#### [LISTED ENTRIES]
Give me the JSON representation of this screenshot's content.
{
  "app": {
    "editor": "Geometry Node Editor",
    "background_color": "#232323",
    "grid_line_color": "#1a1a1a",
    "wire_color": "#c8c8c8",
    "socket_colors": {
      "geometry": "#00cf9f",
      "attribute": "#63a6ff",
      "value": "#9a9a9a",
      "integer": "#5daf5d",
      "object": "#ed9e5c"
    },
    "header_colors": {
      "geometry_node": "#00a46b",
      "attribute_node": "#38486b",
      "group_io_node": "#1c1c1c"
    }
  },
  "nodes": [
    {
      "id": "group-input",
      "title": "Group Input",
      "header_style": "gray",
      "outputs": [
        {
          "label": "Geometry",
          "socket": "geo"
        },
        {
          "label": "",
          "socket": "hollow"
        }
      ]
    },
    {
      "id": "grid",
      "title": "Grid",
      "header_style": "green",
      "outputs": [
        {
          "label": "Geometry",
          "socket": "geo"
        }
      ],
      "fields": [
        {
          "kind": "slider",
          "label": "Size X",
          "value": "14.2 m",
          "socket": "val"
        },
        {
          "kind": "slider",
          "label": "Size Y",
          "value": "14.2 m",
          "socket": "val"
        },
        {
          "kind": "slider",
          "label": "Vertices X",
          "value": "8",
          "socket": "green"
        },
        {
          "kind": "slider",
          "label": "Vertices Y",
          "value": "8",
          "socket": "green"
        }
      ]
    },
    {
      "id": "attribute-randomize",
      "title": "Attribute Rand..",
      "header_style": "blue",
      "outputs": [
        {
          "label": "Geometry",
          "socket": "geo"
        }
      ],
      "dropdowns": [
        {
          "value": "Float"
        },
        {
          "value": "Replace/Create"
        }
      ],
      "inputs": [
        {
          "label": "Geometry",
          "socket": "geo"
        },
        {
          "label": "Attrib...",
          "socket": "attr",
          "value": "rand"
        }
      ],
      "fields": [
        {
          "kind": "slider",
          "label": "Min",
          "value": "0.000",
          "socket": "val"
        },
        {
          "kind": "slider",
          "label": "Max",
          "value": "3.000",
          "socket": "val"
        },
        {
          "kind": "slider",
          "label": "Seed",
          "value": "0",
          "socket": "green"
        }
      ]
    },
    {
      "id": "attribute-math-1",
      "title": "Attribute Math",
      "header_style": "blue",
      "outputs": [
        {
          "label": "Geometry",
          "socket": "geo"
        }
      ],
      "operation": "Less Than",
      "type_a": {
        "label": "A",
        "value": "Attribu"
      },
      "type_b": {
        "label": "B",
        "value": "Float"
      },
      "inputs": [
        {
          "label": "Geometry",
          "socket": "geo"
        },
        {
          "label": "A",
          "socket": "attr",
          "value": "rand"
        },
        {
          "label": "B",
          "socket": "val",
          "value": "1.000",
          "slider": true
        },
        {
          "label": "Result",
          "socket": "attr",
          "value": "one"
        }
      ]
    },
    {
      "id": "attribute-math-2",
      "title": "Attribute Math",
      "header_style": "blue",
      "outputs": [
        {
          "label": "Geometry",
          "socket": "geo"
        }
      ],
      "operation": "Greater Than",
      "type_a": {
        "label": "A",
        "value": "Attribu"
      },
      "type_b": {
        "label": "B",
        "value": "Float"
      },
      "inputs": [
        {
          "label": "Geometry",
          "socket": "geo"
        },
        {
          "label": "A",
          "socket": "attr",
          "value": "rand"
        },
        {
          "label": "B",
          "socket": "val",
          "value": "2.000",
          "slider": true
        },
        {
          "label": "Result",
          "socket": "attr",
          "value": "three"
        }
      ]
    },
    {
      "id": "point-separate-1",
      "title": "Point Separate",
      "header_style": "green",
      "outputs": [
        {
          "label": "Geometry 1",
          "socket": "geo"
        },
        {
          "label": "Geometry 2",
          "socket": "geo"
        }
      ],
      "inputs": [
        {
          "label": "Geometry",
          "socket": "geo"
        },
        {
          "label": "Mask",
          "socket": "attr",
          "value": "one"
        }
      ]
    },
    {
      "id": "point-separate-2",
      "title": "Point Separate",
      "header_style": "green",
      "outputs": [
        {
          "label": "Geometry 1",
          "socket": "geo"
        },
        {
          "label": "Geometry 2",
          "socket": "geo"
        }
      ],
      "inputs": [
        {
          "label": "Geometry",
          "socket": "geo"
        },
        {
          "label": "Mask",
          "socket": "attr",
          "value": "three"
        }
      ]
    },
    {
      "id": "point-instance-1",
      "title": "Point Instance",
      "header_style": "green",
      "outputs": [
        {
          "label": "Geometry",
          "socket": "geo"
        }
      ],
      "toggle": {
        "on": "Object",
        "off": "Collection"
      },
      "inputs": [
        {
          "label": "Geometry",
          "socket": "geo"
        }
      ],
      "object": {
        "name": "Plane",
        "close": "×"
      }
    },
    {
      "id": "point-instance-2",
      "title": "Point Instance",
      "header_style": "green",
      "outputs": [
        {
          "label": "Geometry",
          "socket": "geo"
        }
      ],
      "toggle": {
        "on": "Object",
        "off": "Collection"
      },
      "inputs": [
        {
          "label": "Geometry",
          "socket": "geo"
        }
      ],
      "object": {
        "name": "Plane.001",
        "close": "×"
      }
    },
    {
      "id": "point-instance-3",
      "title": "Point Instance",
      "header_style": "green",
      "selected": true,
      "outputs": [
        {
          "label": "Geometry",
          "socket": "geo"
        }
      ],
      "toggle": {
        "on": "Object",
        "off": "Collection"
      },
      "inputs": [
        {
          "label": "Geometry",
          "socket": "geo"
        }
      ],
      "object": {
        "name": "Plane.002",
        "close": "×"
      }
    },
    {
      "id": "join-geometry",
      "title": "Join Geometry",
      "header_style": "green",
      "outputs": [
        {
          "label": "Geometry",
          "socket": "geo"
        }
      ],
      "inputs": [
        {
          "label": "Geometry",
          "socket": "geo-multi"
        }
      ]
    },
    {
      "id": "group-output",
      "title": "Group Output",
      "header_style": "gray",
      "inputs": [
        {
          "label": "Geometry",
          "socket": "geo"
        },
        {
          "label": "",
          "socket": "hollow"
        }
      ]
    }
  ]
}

#### [PROBLEM DETAILS]
Restate all of the entries exactly, please.

#### [WRITTEN REPLY]
Give me the JSON representation of this screenshot's content.
{
  "app": {
    "editor": "Geometry Node Editor",
    "background_color": "#232323",
    "grid_line_color": "#1a1a1a",
    "wire_color": "#c8c8c8",
    "socket_colors": {
      "geometry": "#00cf9f",
      "attribute": "#63a6ff",
      "value": "#9a9a9a",
      "integer": "#5daf5d",
      "object": "#ed9e5c"
    },
    "header_colors": {
      "geometry_node": "#00a46b",
      "attribute_node": "#38486b",
      "group_io_node": "#1c1c1c"
    }
  },
  "nodes": [
    {
      "id": "group-input",
      "title": "Group Input",
      "header_style": "gray",
      "outputs": [
        {
          "label": "Geometry",
          "socket": "geo"
        },
        {
          "label": "",
          "socket": "hollow"
        }
      ]
    },
    {
      "id": "grid",
      "title": "Grid",
      "header_style": "green",
      "outputs": [
        {
          "label": "Geometry",
          "socket": "geo"
        }
      ],
      "fields": [
        {
          "kind": "slider",
          "label": "Size X",
          "value": "14.2 m",
          "socket": "val"
        },
        {
          "kind": "slider",
          "label": "Size Y",
          "value": "14.2 m",
          "socket": "val"
        },
        {
          "kind": "slider",
          "label": "Vertices X",
          "value": "8",
          "socket": "green"
        },
        {
          "kind": "slider",
          "label": "Vertices Y",
          "value": "8",
          "socket": "green"
        }
      ]
    },
    {
      "id": "attribute-randomize",
      "title": "Attribute Rand..",
      "header_style": "blue",
      "outputs": [
        {
          "label": "Geometry",
          "socket": "geo"
        }
      ],
      "dropdowns": [
        {
          "value": "Float"
        },
        {
          "value": "Replace/Create"
        }
      ],
      "inputs": [
        {
          "label": "Geometry",
          "socket": "geo"
        },
        {
          "label": "Attrib...",
          "socket": "attr",
          "value": "rand"
        }
      ],
      "fields": [
        {
          "kind": "slider",
          "label": "Min",
          "value": "0.000",
          "socket": "val"
        },
        {
          "kind": "slider",
          "label": "Max",
          "value": "3.000",
          "socket": "val"
        },
        {
          "kind": "slider",
          "label": "Seed",
          "value": "0",
          "socket": "green"
        }
      ]
    },
    {
      "id": "attribute-math-1",
      "title": "Attribute Math",
      "header_style": "blue",
      "outputs": [
        {
          "label": "Geometry",
          "socket": "geo"
        }
      ],
      "operation": "Less Than",
      "type_a": {
        "label": "A",
        "value": "Attribu"
      },
      "type_b": {
        "label": "B",
        "value": "Float"
      },
      "inputs": [
        {
          "label": "Geometry",
          "socket": "geo"
        },
        {
          "label": "A",
          "socket": "attr",
          "value": "rand"
        },
        {
          "label": "B",
          "socket": "val",
          "value": "1.000",
          "slider": true
        },
        {
          "label": "Result",
          "socket": "attr",
          "value": "one"
        }
      ]
    },
    {
      "id": "attribute-math-2",
      "title": "Attribute Math",
      "header_style": "blue",
      "outputs": [
        {
          "label": "Geometry",
          "socket": "geo"
        }
      ],
      "operation": "Greater Than",
      "type_a": {
        "label": "A",
        "value": "Attribu"
      },
      "type_b": {
        "label": "B",
        "value": "Float"
      },
      "inputs": [
        {
          "label": "Geometry",
          "socket": "geo"
        },
        {
          "label": "A",
          "socket": "attr",
          "value": "rand"
        },
        {
          "label": "B",
          "socket": "val",
          "value": "2.000",
          "slider": true
        },
        {
          "label": "Result",
          "socket": "attr",
          "value": "three"
        }
      ]
    },
    {
      "id": "point-separate-1",
      "title": "Point Separate",
      "header_style": "green",
      "outputs": [
        {
          "label": "Geometry 1",
          "socket": "geo"
        },
        {
          "label": "Geometry 2",
          "socket": "geo"
        }
      ],
      "inputs": [
        {
          "label": "Geometry",
          "socket": "geo"
        },
        {
          "label": "Mask",
          "socket": "attr",
          "value": "one"
        }
      ]
    },
    {
      "id": "point-separate-2",
      "title": "Point Separate",
      "header_style": "green",
      "outputs": [
        {
          "label": "Geometry 1",
          "socket": "geo"
        },
        {
          "label": "Geometry 2",
          "socket": "geo"
        }
      ],
      "inputs": [
        {
          "label": "Geometry",
          "socket": "geo"
        },
        {
          "label": "Mask",
          "socket": "attr",
          "value": "three"
        }
      ]
    },
    {
      "id": "point-instance-1",
      "title": "Point Instance",
      "header_style": "green",
      "outputs": [
        {
          "label": "Geometry",
          "socket": "geo"
        }
      ],
      "toggle": {
        "on": "Object",
        "off": "Collection"
      },
      "inputs": [
        {
          "label": "Geometry",
          "socket": "geo"
        }
      ],
      "object": {
        "name": "Plane",
        "close": "×"
      }
    },
    {
      "id": "point-instance-2",
      "title": "Point Instance",
      "header_style": "green",
      "outputs": [
        {
          "label": "Geometry",
          "socket": "geo"
        }
      ],
      "toggle": {
        "on": "Object",
        "off": "Collection"
      },
      "inputs": [
        {
          "label": "Geometry",
          "socket": "geo"
        }
      ],
      "object": {
        "name": "Plane.001",
        "close": "×"
      }
    },
    {
      "id": "point-instance-3",
      "title": "Point Instance",
      "header_style": "green",
      "selected": true,
      "outputs": [
        {
          "label": "Geometry",
          "socket": "geo"
        }
      ],
      "toggle": {
        "on": "Object",
        "off": "Collection"
      },
      "inputs": [
        {
          "label": "Geometry",
          "socket": "geo"
        }
      ],
      "object": {
        "name": "Plane.002",
        "close": "×"
      }
    },
    {
      "id": "join-geometry",
      "title": "Join Geometry",
      "header_style": "green",
      "outputs": [
        {
          "label": "Geometry",
          "socket": "geo"
        }
      ],
      "inputs": [
        {
          "label": "Geometry",
          "socket": "geo-multi"
        }
      ]
    },
    {
      "id": "group-output",
      "title": "Group Output",
      "header_style": "gray",
      "inputs": [
        {
          "label": "Geometry",
          "socket": "geo"
        },
        {
          "label": "",
          "socket": "hollow"
        }
      ]
    }
  ]
}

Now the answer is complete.